begin Passage
The Sound City Players were a supergroup formed by ex-Nirvana drummer and Foo Fighters guitarist and lead-singer Dave Grohl. They consisted in a collaboration of Grohl with Krist Novoselic ex-Nirvana, Stone Sour's and Slipknot's Corey Taylor, Nine Inch Nails' Trent Reznor, Josh Homme from Queens of the Stone Age, Rick Nielsen from Cheap Trick, Rick Springfield, Stevie Nicks, Alain Johannes, Paul McCartney, and many more.

History

The first public word of Sound City was when Paul McCartney performed with the surviving members of Nirvana: Grohl, Novoselic and Smear live at the 12-12-12: The Concert for Sandy Relief in New York. Together they premiered the collaborative song "Cut Me Some Slack". Grohl then revealed his plans for the Sound City film and soundtrack. McCartney and the surviving members of Nirvana performed the song a second time the following week on Saturday Night Live.

Grohl then formed the Sound City Players with many of the musicians who appeared in his film Sound City about the recently closed Sound City Studios in Van Nuys, California. Their debut was at the Sundance Film Festival's Park City Live on January 18, 2013.
end Passage
begin Records
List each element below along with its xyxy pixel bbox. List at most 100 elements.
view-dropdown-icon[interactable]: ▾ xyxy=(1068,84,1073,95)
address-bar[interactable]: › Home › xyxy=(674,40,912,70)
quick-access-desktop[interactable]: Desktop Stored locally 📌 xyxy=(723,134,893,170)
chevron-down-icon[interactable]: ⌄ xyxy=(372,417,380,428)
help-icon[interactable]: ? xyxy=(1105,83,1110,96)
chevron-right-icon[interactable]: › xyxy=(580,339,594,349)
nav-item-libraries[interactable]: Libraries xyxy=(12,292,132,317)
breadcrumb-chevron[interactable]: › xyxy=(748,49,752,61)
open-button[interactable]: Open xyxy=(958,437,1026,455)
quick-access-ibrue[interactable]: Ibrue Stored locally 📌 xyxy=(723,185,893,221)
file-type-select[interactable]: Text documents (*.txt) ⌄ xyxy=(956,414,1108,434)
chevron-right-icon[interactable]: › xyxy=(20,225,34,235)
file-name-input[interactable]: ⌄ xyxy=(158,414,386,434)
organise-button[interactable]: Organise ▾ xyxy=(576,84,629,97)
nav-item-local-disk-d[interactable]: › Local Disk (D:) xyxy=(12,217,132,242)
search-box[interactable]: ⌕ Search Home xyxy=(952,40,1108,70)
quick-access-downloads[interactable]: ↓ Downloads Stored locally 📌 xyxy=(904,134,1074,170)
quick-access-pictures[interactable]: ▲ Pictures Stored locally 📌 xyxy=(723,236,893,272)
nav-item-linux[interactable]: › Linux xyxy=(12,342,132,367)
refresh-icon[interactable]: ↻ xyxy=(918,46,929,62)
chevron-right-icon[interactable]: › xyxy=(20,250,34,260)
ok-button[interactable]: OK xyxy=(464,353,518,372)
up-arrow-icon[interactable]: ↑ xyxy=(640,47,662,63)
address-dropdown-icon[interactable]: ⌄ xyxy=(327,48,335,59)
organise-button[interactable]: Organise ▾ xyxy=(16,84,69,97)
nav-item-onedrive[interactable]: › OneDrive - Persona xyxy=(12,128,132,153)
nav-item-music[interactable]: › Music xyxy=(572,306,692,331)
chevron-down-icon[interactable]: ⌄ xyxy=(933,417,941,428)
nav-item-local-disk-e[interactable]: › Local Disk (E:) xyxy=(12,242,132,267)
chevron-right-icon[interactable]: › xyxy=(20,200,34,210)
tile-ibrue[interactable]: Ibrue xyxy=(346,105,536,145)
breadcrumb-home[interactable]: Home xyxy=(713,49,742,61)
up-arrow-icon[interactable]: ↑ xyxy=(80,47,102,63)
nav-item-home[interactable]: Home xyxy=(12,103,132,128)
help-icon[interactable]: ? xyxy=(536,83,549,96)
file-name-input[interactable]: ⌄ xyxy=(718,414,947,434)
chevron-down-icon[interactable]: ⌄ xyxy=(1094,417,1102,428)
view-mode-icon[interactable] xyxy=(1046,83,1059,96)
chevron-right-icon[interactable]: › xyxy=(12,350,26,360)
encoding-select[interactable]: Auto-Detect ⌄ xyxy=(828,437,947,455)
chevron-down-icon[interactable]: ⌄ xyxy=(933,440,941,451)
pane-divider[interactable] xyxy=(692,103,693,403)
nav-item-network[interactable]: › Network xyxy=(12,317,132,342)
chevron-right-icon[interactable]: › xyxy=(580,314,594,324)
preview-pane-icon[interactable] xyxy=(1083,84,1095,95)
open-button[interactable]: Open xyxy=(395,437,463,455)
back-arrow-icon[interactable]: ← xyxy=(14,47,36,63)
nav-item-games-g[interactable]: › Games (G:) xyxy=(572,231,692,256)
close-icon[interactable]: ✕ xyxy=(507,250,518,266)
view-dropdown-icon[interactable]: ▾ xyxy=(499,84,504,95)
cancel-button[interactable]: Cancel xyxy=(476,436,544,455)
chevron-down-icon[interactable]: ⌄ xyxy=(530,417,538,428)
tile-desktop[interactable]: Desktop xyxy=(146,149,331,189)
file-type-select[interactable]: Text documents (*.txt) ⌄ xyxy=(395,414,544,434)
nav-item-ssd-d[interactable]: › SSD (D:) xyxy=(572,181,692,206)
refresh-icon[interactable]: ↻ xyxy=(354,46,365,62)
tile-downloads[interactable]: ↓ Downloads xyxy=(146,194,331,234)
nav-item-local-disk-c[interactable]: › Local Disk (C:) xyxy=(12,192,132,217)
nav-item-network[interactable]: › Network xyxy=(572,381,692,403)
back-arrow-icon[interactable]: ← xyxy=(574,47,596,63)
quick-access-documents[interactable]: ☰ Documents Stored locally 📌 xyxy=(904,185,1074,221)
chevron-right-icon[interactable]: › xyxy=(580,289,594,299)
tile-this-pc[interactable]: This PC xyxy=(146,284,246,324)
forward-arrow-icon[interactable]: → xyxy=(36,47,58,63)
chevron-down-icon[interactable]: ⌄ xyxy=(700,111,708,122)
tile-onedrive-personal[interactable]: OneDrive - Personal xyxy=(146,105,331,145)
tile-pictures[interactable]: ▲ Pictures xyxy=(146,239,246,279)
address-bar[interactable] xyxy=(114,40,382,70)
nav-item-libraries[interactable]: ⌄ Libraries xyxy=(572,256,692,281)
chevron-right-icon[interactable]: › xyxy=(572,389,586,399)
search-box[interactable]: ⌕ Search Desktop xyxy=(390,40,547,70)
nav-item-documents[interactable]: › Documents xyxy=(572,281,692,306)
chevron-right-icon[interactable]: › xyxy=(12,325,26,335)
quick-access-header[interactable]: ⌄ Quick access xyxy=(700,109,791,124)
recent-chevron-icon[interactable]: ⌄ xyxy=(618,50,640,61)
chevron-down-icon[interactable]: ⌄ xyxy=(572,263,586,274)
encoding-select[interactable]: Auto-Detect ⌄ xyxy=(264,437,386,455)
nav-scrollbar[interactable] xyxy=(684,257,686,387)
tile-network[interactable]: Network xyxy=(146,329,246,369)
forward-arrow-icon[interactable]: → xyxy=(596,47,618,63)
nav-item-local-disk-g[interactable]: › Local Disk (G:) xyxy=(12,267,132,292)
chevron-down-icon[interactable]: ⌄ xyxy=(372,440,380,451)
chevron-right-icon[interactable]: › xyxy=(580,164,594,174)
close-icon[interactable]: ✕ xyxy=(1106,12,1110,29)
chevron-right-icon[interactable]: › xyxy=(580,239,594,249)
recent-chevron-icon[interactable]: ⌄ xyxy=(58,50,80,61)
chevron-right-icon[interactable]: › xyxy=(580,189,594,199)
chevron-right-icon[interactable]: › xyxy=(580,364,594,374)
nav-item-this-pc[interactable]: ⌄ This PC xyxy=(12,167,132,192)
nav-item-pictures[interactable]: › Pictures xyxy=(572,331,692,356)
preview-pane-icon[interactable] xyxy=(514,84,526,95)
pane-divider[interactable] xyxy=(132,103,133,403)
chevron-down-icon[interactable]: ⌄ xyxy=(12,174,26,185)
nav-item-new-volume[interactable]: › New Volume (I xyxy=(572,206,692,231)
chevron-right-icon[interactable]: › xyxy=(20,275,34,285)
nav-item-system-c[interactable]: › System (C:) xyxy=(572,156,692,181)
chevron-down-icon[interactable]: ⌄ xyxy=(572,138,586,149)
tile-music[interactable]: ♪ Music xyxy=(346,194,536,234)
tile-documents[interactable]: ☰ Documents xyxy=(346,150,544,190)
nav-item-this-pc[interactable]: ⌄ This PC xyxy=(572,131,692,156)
end Records
▸ Objectives:
a) Answer these questions from the Sound City Players passage:
(i) Which song premiered at the 12-12-12 concert in New York?
(ii) Where were Sound City Studios located?
(iii) Which band is Trent Reznor listed with?
b) Rewrite the Sound City Players passage from "Grohl then formed" to "January 18, 2013.", changing "debut" to "first performance".

▸ Solutions to the exercise:
a)
(i) "Cut Me Some Slack"
(ii) Van Nuys, California
(iii) Nine Inch Nails

b)
Grohl then formed the Sound City Players with many of the musicians who appeared in his film Sound City about the recently closed Sound City Studios in Van Nuys, California. Their first performance was at the Sundance Film Festival's Park City Live on January 18, 2013.